■ Material provided
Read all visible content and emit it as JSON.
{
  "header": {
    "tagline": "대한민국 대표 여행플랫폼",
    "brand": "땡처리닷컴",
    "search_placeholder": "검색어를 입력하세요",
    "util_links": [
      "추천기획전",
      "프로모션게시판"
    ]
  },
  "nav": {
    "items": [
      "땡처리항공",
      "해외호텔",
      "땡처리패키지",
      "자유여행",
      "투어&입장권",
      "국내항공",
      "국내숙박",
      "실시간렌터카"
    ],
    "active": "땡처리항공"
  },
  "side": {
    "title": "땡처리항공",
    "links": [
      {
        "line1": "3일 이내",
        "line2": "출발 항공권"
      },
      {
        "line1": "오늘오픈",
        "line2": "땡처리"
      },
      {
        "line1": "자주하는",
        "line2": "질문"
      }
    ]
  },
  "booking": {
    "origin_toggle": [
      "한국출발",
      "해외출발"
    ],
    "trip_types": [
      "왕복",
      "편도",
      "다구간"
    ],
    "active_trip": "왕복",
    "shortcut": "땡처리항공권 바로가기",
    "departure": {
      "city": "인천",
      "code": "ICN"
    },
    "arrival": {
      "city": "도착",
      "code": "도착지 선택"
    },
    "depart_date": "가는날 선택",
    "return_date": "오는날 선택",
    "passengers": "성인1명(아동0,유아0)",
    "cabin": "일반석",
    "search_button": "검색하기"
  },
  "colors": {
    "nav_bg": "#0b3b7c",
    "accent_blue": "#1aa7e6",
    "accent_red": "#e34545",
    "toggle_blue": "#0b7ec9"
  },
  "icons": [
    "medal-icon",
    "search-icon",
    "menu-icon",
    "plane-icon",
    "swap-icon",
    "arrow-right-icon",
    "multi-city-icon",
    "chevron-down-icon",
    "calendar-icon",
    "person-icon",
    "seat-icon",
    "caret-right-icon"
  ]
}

■ Aim of the task
Repeat the records exactly, including every line.

■ Written answer
Read all visible content and emit it as JSON.
{
  "header": {
    "tagline": "대한민국 대표 여행플랫폼",
    "brand": "땡처리닷컴",
    "search_placeholder": "검색어를 입력하세요",
    "util_links": [
      "추천기획전",
      "프로모션게시판"
    ]
  },
  "nav": {
    "items": [
      "땡처리항공",
      "해외호텔",
      "땡처리패키지",
      "자유여행",
      "투어&입장권",
      "국내항공",
      "국내숙박",
      "실시간렌터카"
    ],
    "active": "땡처리항공"
  },
  "side": {
    "title": "땡처리항공",
    "links": [
      {
        "line1": "3일 이내",
        "line2": "출발 항공권"
      },
      {
        "line1": "오늘오픈",
        "line2": "땡처리"
      },
      {
        "line1": "자주하는",
        "line2": "질문"
      }
    ]
  },
  "booking": {
    "origin_toggle": [
      "한국출발",
      "해외출발"
    ],
    "trip_types": [
      "왕복",
      "편도",
      "다구간"
    ],
    "active_trip": "왕복",
    "shortcut": "땡처리항공권 바로가기",
    "departure": {
      "city": "인천",
      "code": "ICN"
    },
    "arrival": {
      "city": "도착",
      "code": "도착지 선택"
    },
    "depart_date": "가는날 선택",
    "return_date": "오는날 선택",
    "passengers": "성인1명(아동0,유아0)",
    "cabin": "일반석",
    "search_button": "검색하기"
  },
  "colors": {
    "nav_bg": "#0b3b7c",
    "accent_blue": "#1aa7e6",
    "accent_red": "#e34545",
    "toggle_blue": "#0b7ec9"
  },
  "icons": [
    "medal-icon",
    "search-icon",
    "menu-icon",
    "plane-icon",
    "swap-icon",
    "arrow-right-icon",
    "multi-city-icon",
    "chevron-down-icon",
    "calendar-icon",
    "person-icon",
    "seat-icon",
    "caret-right-icon"
  ]
}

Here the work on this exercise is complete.